# Aim
Filter the lines below, copying only those with the string "color".

╭──

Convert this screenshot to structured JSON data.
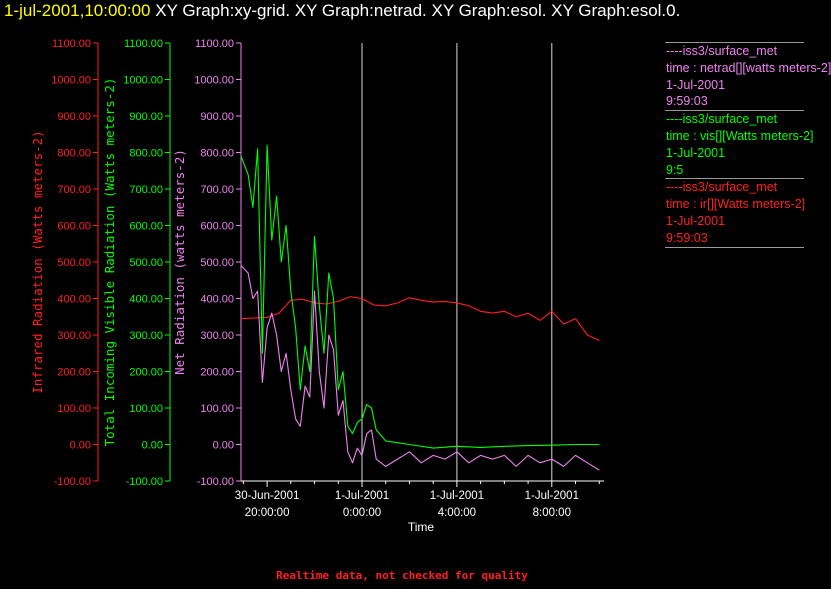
{
  "header": {
    "timestamp": "1-jul-2001,10:00:00",
    "graphs": "XY Graph:xy-grid.  XY Graph:netrad.  XY Graph:esol.  XY Graph:esol.0."
  },
  "footer_note": "Realtime data, not checked for quality",
  "legend": [
    {
      "source": "----iss3/surface_met",
      "variable": "time : netrad[][watts meters-2]",
      "date": "1-Jul-2001",
      "time": "9:59:03",
      "color": "#ee82ee"
    },
    {
      "source": "----iss3/surface_met",
      "variable": "time : vis[][Watts meters-2]",
      "date": "1-Jul-2001",
      "time": "9:5",
      "color": "#00ff00"
    },
    {
      "source": "----iss3/surface_met",
      "variable": "time : ir[][Watts meters-2]",
      "date": "1-Jul-2001",
      "time": "9:59:03",
      "color": "#ff2020"
    }
  ],
  "chart_data": {
    "type": "line",
    "xlabel": "Time",
    "x_ticks": [
      {
        "t": 0,
        "label": [
          "30-Jun-2001",
          "20:00:00"
        ]
      },
      {
        "t": 4,
        "label": [
          "1-Jul-2001",
          "0:00:00"
        ]
      },
      {
        "t": 8,
        "label": [
          "1-Jul-2001",
          "4:00:00"
        ]
      },
      {
        "t": 12,
        "label": [
          "1-Jul-2001",
          "8:00:00"
        ]
      }
    ],
    "xlim": [
      -1.1,
      14.2
    ],
    "x_units": "hours after 30-Jun-2001 19:00:00",
    "ylim": [
      -100,
      1100
    ],
    "y_ticks": [
      "-100.00",
      "0.00",
      "100.00",
      "200.00",
      "300.00",
      "400.00",
      "500.00",
      "600.00",
      "700.00",
      "800.00",
      "900.00",
      "1000.00",
      "1100.00"
    ],
    "vertical_gridlines_t": [
      4,
      8,
      12
    ],
    "axes": [
      {
        "label": "Infrared Radiation (Watts meters-2)",
        "color": "#ff2020"
      },
      {
        "label": "Total Incoming Visible Radiation (Watts meters-2)",
        "color": "#00ff00"
      },
      {
        "label": "Net Radiation (watts meters-2)",
        "color": "#ee82ee"
      }
    ],
    "series": [
      {
        "name": "ir",
        "color": "#ff2020",
        "x": [
          -1.1,
          0.0,
          0.5,
          1.0,
          1.5,
          2.0,
          2.5,
          3.0,
          3.5,
          4.0,
          4.5,
          5.0,
          5.5,
          6.0,
          6.5,
          7.0,
          7.5,
          8.0,
          8.5,
          9.0,
          9.5,
          10.0,
          10.5,
          11.0,
          11.5,
          12.0,
          12.5,
          13.0,
          13.5,
          14.0
        ],
        "y": [
          345,
          348,
          360,
          395,
          398,
          388,
          385,
          392,
          405,
          400,
          382,
          380,
          388,
          402,
          395,
          390,
          392,
          388,
          380,
          365,
          360,
          365,
          350,
          360,
          340,
          365,
          330,
          345,
          300,
          285
        ]
      },
      {
        "name": "vis",
        "color": "#00ff00",
        "x": [
          -1.1,
          -0.8,
          -0.6,
          -0.4,
          -0.2,
          0.0,
          0.2,
          0.4,
          0.6,
          0.8,
          1.0,
          1.2,
          1.4,
          1.6,
          1.8,
          2.0,
          2.2,
          2.4,
          2.6,
          2.8,
          3.0,
          3.2,
          3.4,
          3.6,
          3.8,
          4.0,
          4.2,
          4.4,
          4.6,
          5.0,
          6.0,
          7.0,
          8.0,
          9.0,
          10.0,
          11.0,
          12.0,
          13.0,
          14.0
        ],
        "y": [
          790,
          740,
          650,
          810,
          250,
          820,
          560,
          680,
          500,
          600,
          420,
          320,
          150,
          270,
          200,
          570,
          380,
          250,
          470,
          400,
          150,
          200,
          50,
          30,
          60,
          70,
          110,
          100,
          40,
          10,
          0,
          -10,
          -5,
          -8,
          -5,
          -3,
          -2,
          0,
          0
        ]
      },
      {
        "name": "netrad",
        "color": "#ee82ee",
        "x": [
          -1.1,
          -0.8,
          -0.6,
          -0.4,
          -0.2,
          0.0,
          0.2,
          0.4,
          0.6,
          0.8,
          1.0,
          1.2,
          1.4,
          1.6,
          1.8,
          2.0,
          2.2,
          2.4,
          2.6,
          2.8,
          3.0,
          3.2,
          3.4,
          3.6,
          3.8,
          4.0,
          4.2,
          4.4,
          4.6,
          4.8,
          5.0,
          5.5,
          6.0,
          6.5,
          7.0,
          7.5,
          8.0,
          8.5,
          9.0,
          9.5,
          10.0,
          10.5,
          11.0,
          11.5,
          12.0,
          12.5,
          13.0,
          13.5,
          14.0
        ],
        "y": [
          490,
          470,
          400,
          420,
          170,
          320,
          360,
          300,
          200,
          250,
          150,
          70,
          50,
          160,
          130,
          420,
          200,
          100,
          300,
          260,
          80,
          120,
          -20,
          -50,
          -10,
          -30,
          30,
          40,
          -40,
          -50,
          -60,
          -40,
          -20,
          -50,
          -30,
          -40,
          -20,
          -50,
          -30,
          -40,
          -30,
          -60,
          -30,
          -50,
          -40,
          -60,
          -30,
          -50,
          -70
        ]
      }
    ]
  }
}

╰──

# Solution for this task
      "color": "#ee82ee"
      "color": "#00ff00"
      "color": "#ff2020"
        "color": "#ff2020"
        "color": "#00ff00"
        "color": "#ee82ee"
        "color": "#ff2020",
        "color": "#00ff00",
        "color": "#ee82ee",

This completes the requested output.